Available records
%%
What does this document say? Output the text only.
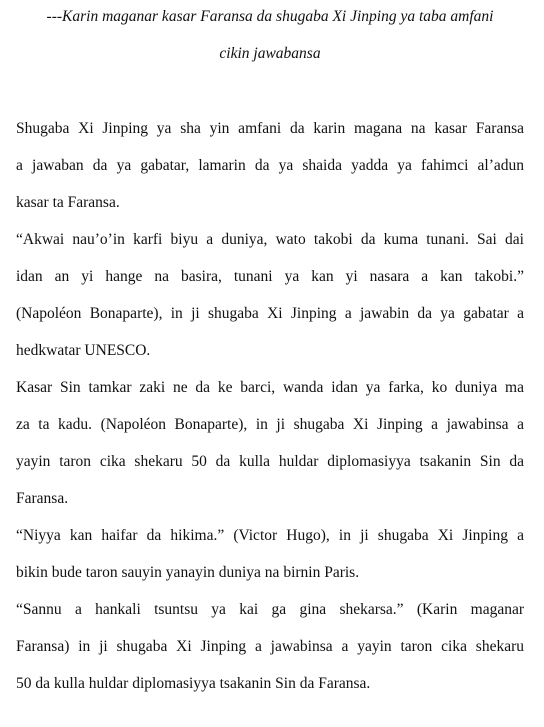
---Karin maganar kasar Faransa da shugaba Xi Jinping ya taba amfani
cikin jawabansa

Shugaba Xi Jinping ya sha yin amfani da karin magana na kasar Faransa
a jawaban da ya gabatar, lamarin da ya shaida yadda ya fahimci al’adun
kasar ta Faransa.

“Akwai nau’o’in karfi biyu a duniya, wato takobi da kuma tunani. Sai dai
idan an yi hange na basira, tunani ya kan yi nasara a kan takobi.”
(Napoléon Bonaparte), in ji shugaba Xi Jinping a jawabin da ya gabatar a
hedkwatar UNESCO.

Kasar Sin tamkar zaki ne da ke barci, wanda idan ya farka, ko duniya ma
za ta kadu. (Napoléon Bonaparte), in ji shugaba Xi Jinping a jawabinsa a
yayin taron cika shekaru 50 da kulla huldar diplomasiyya tsakanin Sin da
Faransa.

“Niyya kan haifar da hikima.” (Victor Hugo), in ji shugaba Xi Jinping a
bikin bude taron sauyin yanayin duniya na birnin Paris.

“Sannu a hankali tsuntsu ya kai ga gina shekarsa.” (Karin maganar
Faransa) in ji shugaba Xi Jinping a jawabinsa a yayin taron cika shekaru
50 da kulla huldar diplomasiyya tsakanin Sin da Faransa.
%%
Goal
Identify and extract each line of the listing that contains "diplomasiyya".

Written response
yayin taron cika shekaru 50 da kulla huldar diplomasiyya tsakanin Sin da
50 da kulla huldar diplomasiyya tsakanin Sin da Faransa.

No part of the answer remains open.